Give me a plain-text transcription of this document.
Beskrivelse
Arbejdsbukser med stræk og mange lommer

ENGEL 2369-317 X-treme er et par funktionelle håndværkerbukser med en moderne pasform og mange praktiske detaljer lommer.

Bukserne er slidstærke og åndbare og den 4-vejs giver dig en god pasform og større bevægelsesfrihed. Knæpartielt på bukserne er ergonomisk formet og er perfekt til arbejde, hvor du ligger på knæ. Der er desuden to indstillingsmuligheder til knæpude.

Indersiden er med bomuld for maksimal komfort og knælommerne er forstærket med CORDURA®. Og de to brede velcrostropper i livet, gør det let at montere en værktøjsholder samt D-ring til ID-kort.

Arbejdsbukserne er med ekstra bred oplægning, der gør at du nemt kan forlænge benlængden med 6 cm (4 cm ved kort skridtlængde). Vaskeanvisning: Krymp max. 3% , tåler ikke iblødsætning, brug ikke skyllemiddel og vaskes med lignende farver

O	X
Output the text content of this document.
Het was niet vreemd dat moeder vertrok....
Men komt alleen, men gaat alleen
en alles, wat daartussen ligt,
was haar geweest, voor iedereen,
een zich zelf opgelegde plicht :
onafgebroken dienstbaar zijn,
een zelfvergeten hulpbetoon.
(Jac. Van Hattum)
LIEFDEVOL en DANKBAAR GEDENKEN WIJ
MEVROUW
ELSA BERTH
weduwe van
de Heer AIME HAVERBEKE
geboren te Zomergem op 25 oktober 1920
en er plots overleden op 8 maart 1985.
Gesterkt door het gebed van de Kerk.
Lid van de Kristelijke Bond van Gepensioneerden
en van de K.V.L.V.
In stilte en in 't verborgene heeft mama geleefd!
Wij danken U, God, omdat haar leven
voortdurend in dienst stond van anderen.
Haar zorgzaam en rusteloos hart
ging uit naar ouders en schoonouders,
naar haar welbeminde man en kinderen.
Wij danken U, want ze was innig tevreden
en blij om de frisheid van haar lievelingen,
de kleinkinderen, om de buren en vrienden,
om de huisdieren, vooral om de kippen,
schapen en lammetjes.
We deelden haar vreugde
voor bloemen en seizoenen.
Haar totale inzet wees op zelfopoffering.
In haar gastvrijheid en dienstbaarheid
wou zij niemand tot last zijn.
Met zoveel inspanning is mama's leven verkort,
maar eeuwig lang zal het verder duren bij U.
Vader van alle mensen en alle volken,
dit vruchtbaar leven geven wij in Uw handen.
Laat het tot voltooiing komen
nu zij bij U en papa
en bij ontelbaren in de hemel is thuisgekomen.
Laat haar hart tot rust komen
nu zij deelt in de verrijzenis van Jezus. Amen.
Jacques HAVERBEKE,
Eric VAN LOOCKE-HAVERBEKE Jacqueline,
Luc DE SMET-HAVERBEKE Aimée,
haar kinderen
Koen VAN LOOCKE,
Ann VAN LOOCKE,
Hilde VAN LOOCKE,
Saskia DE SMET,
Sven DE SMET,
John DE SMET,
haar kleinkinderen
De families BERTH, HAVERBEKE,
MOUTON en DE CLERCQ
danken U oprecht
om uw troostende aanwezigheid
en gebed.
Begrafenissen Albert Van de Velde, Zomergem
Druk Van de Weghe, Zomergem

= = = = = = =

What is required: Without leaving anything out, quote all the data.

Answer to this exercise:
Give me a plain-text transcription of this document.
Beskrivelse
Arbejdsbukser med stræk og mange lommer

ENGEL 2369-317 X-treme er et par funktionelle håndværkerbukser med en moderne pasform og mange praktiske detaljer lommer.

Bukserne er slidstærke og åndbare og den 4-vejs giver dig en god pasform og større bevægelsesfrihed. Knæpartielt på bukserne er ergonomisk formet og er perfekt til arbejde, hvor du ligger på knæ. Der er desuden to indstillingsmuligheder til knæpude.

Indersiden er med bomuld for maksimal komfort og knælommerne er forstærket med CORDURA®. Og de to brede velcrostropper i livet, gør det let at montere en værktøjsholder samt D-ring til ID-kort.

Arbejdsbukserne er med ekstra bred oplægning, der gør at du nemt kan forlænge benlængden med 6 cm (4 cm ved kort skridtlængde). Vaskeanvisning: Krymp max. 3% , tåler ikke iblødsætning, brug ikke skyllemiddel og vaskes med lignende farver

O	X
Output the text content of this document.
Het was niet vreemd dat moeder vertrok....
Men komt alleen, men gaat alleen
en alles, wat daartussen ligt,
was haar geweest, voor iedereen,
een zich zelf opgelegde plicht :
onafgebroken dienstbaar zijn,
een zelfvergeten hulpbetoon.
(Jac. Van Hattum)
LIEFDEVOL en DANKBAAR GEDENKEN WIJ
MEVROUW
ELSA BERTH
weduwe van
de Heer AIME HAVERBEKE
geboren te Zomergem op 25 oktober 1920
en er plots overleden op 8 maart 1985.
Gesterkt door het gebed van de Kerk.
Lid van de Kristelijke Bond van Gepensioneerden
en van de K.V.L.V.
In stilte en in 't verborgene heeft mama geleefd!
Wij danken U, God, omdat haar leven
voortdurend in dienst stond van anderen.
Haar zorgzaam en rusteloos hart
ging uit naar ouders en schoonouders,
naar haar welbeminde man en kinderen.
Wij danken U, want ze was innig tevreden
en blij om de frisheid van haar lievelingen,
de kleinkinderen, om de buren en vrienden,
om de huisdieren, vooral om de kippen,
schapen en lammetjes.
We deelden haar vreugde
voor bloemen en seizoenen.
Haar totale inzet wees op zelfopoffering.
In haar gastvrijheid en dienstbaarheid
wou zij niemand tot last zijn.
Met zoveel inspanning is mama's leven verkort,
maar eeuwig lang zal het verder duren bij U.
Vader van alle mensen en alle volken,
dit vruchtbaar leven geven wij in Uw handen.
Laat het tot voltooiing komen
nu zij bij U en papa
en bij ontelbaren in de hemel is thuisgekomen.
Laat haar hart tot rust komen
nu zij deelt in de verrijzenis van Jezus. Amen.
Jacques HAVERBEKE,
Eric VAN LOOCKE-HAVERBEKE Jacqueline,
Luc DE SMET-HAVERBEKE Aimée,
haar kinderen
Koen VAN LOOCKE,
Ann VAN LOOCKE,
Hilde VAN LOOCKE,
Saskia DE SMET,
Sven DE SMET,
John DE SMET,
haar kleinkinderen
De families BERTH, HAVERBEKE,
MOUTON en DE CLERCQ
danken U oprecht
om uw troostende aanwezigheid
en gebed.
Begrafenissen Albert Van de Velde, Zomergem
Druk Van de Weghe, Zomergem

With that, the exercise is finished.